## Provided entries
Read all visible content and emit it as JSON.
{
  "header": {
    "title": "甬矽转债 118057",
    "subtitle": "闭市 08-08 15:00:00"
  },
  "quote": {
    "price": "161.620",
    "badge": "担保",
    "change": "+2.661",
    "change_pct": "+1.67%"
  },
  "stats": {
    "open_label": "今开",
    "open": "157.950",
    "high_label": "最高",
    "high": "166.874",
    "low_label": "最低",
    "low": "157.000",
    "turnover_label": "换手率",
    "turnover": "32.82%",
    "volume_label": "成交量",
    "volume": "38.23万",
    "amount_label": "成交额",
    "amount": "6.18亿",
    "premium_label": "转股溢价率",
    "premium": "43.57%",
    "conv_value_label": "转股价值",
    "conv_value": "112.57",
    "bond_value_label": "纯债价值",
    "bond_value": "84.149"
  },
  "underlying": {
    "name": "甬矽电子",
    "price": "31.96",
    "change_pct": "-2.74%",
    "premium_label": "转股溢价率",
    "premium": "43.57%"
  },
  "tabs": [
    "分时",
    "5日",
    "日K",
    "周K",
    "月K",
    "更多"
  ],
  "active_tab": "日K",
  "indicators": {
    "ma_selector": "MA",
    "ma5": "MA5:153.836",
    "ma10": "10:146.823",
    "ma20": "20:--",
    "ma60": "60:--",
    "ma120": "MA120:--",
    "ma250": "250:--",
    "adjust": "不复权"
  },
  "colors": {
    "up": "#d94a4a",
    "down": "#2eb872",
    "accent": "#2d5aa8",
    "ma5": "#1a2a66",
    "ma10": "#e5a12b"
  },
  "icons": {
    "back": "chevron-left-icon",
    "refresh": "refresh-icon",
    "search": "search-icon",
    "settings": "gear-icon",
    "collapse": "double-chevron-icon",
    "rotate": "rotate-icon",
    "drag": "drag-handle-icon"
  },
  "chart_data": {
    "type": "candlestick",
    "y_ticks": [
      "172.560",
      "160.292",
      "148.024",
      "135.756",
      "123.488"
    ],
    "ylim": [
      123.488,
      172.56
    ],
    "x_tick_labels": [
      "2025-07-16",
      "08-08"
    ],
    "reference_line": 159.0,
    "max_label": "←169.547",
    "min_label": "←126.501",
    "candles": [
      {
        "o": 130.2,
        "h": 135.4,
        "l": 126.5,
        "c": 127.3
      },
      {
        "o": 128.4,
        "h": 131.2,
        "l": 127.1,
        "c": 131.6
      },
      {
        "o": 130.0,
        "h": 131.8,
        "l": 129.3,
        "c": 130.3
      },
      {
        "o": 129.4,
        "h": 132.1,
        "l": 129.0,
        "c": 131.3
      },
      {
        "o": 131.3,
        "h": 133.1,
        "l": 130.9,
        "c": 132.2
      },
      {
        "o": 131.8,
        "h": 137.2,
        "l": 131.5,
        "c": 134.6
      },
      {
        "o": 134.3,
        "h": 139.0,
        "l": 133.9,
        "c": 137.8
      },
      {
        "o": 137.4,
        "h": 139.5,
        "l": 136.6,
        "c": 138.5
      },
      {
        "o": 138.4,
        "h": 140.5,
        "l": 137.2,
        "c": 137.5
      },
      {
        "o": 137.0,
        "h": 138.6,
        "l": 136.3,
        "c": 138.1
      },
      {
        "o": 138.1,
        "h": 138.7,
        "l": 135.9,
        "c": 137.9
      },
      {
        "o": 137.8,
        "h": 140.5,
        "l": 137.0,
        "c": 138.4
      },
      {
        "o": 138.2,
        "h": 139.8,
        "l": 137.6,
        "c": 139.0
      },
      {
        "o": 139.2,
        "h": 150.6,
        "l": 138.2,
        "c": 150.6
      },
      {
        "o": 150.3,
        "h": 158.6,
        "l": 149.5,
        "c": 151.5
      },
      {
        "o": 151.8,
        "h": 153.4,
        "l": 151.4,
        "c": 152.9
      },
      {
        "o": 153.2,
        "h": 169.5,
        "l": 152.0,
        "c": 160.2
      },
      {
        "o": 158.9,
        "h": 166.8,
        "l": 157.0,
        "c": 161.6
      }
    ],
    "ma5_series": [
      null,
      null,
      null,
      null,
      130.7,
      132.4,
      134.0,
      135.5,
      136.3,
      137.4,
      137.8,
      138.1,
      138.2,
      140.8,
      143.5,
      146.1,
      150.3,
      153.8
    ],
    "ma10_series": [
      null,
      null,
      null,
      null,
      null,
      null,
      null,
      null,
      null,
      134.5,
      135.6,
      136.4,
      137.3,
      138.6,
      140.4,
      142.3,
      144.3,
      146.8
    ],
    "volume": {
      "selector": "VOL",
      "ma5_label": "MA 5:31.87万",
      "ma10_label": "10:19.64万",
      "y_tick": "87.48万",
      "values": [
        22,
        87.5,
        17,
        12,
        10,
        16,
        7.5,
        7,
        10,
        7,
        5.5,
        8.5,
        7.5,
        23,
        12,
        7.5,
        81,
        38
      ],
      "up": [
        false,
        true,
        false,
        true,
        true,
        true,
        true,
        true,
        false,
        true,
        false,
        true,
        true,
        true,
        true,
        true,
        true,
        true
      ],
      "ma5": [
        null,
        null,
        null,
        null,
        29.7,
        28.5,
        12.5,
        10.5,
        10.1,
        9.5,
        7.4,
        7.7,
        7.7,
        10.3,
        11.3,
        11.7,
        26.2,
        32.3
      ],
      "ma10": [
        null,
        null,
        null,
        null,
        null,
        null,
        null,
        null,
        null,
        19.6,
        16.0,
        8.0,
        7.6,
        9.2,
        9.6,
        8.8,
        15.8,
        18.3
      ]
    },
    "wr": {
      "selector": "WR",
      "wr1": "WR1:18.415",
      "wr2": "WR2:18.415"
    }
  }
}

## Task to carry out
Track down every line holding the string "chevron" and copy it.

## Full solution
    "back": "chevron-left-icon",
    "collapse": "double-chevron-icon",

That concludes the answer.